**Exercise requirements:** Output every entry exactly as written.

**Exercise inputs:**

= = = =

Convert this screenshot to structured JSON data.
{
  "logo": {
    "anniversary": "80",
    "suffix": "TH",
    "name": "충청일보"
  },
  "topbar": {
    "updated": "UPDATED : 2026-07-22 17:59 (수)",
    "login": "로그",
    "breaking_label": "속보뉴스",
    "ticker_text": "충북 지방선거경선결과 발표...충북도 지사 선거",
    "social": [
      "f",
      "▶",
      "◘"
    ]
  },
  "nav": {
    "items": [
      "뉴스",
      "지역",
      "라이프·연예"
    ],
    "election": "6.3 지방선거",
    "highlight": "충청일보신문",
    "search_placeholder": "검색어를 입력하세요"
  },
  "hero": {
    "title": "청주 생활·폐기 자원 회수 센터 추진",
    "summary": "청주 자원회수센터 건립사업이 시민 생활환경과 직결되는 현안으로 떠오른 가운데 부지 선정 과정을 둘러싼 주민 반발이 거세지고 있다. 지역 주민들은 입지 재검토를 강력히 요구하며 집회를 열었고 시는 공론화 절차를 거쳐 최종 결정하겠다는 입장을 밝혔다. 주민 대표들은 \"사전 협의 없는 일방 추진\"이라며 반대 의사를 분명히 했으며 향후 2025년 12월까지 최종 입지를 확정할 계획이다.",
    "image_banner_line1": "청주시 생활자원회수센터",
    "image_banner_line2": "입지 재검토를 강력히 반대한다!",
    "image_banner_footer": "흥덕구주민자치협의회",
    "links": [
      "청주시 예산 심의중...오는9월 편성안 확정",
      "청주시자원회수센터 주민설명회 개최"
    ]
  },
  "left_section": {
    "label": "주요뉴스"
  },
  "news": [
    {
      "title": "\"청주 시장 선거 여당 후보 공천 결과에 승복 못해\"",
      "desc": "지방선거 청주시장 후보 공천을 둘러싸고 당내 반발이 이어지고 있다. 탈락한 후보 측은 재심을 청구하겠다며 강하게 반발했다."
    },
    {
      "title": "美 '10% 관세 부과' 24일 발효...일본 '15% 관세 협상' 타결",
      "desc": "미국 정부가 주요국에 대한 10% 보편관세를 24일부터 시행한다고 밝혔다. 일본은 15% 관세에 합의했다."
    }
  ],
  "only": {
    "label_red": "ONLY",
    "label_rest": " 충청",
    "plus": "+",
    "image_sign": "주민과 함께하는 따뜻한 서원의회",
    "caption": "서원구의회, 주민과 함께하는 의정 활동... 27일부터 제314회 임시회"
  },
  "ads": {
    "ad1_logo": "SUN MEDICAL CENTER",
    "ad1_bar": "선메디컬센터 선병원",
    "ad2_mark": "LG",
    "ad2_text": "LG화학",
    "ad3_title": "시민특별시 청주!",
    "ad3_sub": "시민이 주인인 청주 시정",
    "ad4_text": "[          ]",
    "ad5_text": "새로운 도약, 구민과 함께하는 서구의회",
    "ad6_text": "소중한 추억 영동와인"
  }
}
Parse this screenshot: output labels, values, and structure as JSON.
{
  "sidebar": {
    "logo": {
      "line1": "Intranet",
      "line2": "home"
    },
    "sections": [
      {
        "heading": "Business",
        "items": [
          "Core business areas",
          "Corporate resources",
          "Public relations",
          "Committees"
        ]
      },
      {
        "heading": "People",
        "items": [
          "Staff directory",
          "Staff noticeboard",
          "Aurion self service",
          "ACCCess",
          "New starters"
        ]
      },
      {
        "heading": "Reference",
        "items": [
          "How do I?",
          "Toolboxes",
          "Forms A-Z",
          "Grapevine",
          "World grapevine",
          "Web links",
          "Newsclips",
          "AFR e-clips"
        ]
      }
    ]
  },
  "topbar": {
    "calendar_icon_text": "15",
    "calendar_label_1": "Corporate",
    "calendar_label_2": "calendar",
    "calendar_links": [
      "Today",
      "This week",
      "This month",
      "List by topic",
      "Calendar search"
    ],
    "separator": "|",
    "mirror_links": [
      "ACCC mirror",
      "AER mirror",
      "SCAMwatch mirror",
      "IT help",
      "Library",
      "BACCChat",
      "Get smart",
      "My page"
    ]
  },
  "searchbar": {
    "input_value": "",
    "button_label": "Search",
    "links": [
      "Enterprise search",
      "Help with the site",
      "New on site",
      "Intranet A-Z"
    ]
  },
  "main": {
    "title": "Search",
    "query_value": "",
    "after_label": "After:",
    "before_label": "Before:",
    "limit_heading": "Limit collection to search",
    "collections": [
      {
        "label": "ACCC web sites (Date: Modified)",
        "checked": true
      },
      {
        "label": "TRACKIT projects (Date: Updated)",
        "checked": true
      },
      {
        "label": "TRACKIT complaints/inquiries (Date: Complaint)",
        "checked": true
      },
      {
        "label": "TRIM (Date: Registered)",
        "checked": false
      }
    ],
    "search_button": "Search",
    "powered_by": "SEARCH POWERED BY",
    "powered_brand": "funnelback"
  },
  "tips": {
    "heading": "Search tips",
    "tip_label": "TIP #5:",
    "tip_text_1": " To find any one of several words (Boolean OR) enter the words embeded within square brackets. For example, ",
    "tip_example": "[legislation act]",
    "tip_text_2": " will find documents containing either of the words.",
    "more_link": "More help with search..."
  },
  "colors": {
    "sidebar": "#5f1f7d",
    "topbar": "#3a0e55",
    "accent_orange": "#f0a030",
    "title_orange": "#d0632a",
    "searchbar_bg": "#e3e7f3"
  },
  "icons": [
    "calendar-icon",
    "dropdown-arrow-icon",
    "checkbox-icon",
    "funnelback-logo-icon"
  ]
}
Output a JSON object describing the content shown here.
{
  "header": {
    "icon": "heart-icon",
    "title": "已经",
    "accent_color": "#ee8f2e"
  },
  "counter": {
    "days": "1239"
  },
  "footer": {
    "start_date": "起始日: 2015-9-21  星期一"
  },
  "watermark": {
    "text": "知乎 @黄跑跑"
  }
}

= = = =

**Expected output:**
Convert this screenshot to structured JSON data.
{
  "logo": {
    "anniversary": "80",
    "suffix": "TH",
    "name": "충청일보"
  },
  "topbar": {
    "updated": "UPDATED : 2026-07-22 17:59 (수)",
    "login": "로그",
    "breaking_label": "속보뉴스",
    "ticker_text": "충북 지방선거경선결과 발표...충북도 지사 선거",
    "social": [
      "f",
      "▶",
      "◘"
    ]
  },
  "nav": {
    "items": [
      "뉴스",
      "지역",
      "라이프·연예"
    ],
    "election": "6.3 지방선거",
    "highlight": "충청일보신문",
    "search_placeholder": "검색어를 입력하세요"
  },
  "hero": {
    "title": "청주 생활·폐기 자원 회수 센터 추진",
    "summary": "청주 자원회수센터 건립사업이 시민 생활환경과 직결되는 현안으로 떠오른 가운데 부지 선정 과정을 둘러싼 주민 반발이 거세지고 있다. 지역 주민들은 입지 재검토를 강력히 요구하며 집회를 열었고 시는 공론화 절차를 거쳐 최종 결정하겠다는 입장을 밝혔다. 주민 대표들은 \"사전 협의 없는 일방 추진\"이라며 반대 의사를 분명히 했으며 향후 2025년 12월까지 최종 입지를 확정할 계획이다.",
    "image_banner_line1": "청주시 생활자원회수센터",
    "image_banner_line2": "입지 재검토를 강력히 반대한다!",
    "image_banner_footer": "흥덕구주민자치협의회",
    "links": [
      "청주시 예산 심의중...오는9월 편성안 확정",
      "청주시자원회수센터 주민설명회 개최"
    ]
  },
  "left_section": {
    "label": "주요뉴스"
  },
  "news": [
    {
      "title": "\"청주 시장 선거 여당 후보 공천 결과에 승복 못해\"",
      "desc": "지방선거 청주시장 후보 공천을 둘러싸고 당내 반발이 이어지고 있다. 탈락한 후보 측은 재심을 청구하겠다며 강하게 반발했다."
    },
    {
      "title": "美 '10% 관세 부과' 24일 발효...일본 '15% 관세 협상' 타결",
      "desc": "미국 정부가 주요국에 대한 10% 보편관세를 24일부터 시행한다고 밝혔다. 일본은 15% 관세에 합의했다."
    }
  ],
  "only": {
    "label_red": "ONLY",
    "label_rest": " 충청",
    "plus": "+",
    "image_sign": "주민과 함께하는 따뜻한 서원의회",
    "caption": "서원구의회, 주민과 함께하는 의정 활동... 27일부터 제314회 임시회"
  },
  "ads": {
    "ad1_logo": "SUN MEDICAL CENTER",
    "ad1_bar": "선메디컬센터 선병원",
    "ad2_mark": "LG",
    "ad2_text": "LG화학",
    "ad3_title": "시민특별시 청주!",
    "ad3_sub": "시민이 주인인 청주 시정",
    "ad4_text": "[          ]",
    "ad5_text": "새로운 도약, 구민과 함께하는 서구의회",
    "ad6_text": "소중한 추억 영동와인"
  }
}
Parse this screenshot: output labels, values, and structure as JSON.
{
  "sidebar": {
    "logo": {
      "line1": "Intranet",
      "line2": "home"
    },
    "sections": [
      {
        "heading": "Business",
        "items": [
          "Core business areas",
          "Corporate resources",
          "Public relations",
          "Committees"
        ]
      },
      {
        "heading": "People",
        "items": [
          "Staff directory",
          "Staff noticeboard",
          "Aurion self service",
          "ACCCess",
          "New starters"
        ]
      },
      {
        "heading": "Reference",
        "items": [
          "How do I?",
          "Toolboxes",
          "Forms A-Z",
          "Grapevine",
          "World grapevine",
          "Web links",
          "Newsclips",
          "AFR e-clips"
        ]
      }
    ]
  },
  "topbar": {
    "calendar_icon_text": "15",
    "calendar_label_1": "Corporate",
    "calendar_label_2": "calendar",
    "calendar_links": [
      "Today",
      "This week",
      "This month",
      "List by topic",
      "Calendar search"
    ],
    "separator": "|",
    "mirror_links": [
      "ACCC mirror",
      "AER mirror",
      "SCAMwatch mirror",
      "IT help",
      "Library",
      "BACCChat",
      "Get smart",
      "My page"
    ]
  },
  "searchbar": {
    "input_value": "",
    "button_label": "Search",
    "links": [
      "Enterprise search",
      "Help with the site",
      "New on site",
      "Intranet A-Z"
    ]
  },
  "main": {
    "title": "Search",
    "query_value": "",
    "after_label": "After:",
    "before_label": "Before:",
    "limit_heading": "Limit collection to search",
    "collections": [
      {
        "label": "ACCC web sites (Date: Modified)",
        "checked": true
      },
      {
        "label": "TRACKIT projects (Date: Updated)",
        "checked": true
      },
      {
        "label": "TRACKIT complaints/inquiries (Date: Complaint)",
        "checked": true
      },
      {
        "label": "TRIM (Date: Registered)",
        "checked": false
      }
    ],
    "search_button": "Search",
    "powered_by": "SEARCH POWERED BY",
    "powered_brand": "funnelback"
  },
  "tips": {
    "heading": "Search tips",
    "tip_label": "TIP #5:",
    "tip_text_1": " To find any one of several words (Boolean OR) enter the words embeded within square brackets. For example, ",
    "tip_example": "[legislation act]",
    "tip_text_2": " will find documents containing either of the words.",
    "more_link": "More help with search..."
  },
  "colors": {
    "sidebar": "#5f1f7d",
    "topbar": "#3a0e55",
    "accent_orange": "#f0a030",
    "title_orange": "#d0632a",
    "searchbar_bg": "#e3e7f3"
  },
  "icons": [
    "calendar-icon",
    "dropdown-arrow-icon",
    "checkbox-icon",
    "funnelback-logo-icon"
  ]
}
Output a JSON object describing the content shown here.
{
  "header": {
    "icon": "heart-icon",
    "title": "已经",
    "accent_color": "#ee8f2e"
  },
  "counter": {
    "days": "1239"
  },
  "footer": {
    "start_date": "起始日: 2015-9-21  星期一"
  },
  "watermark": {
    "text": "知乎 @黄跑跑"
  }
}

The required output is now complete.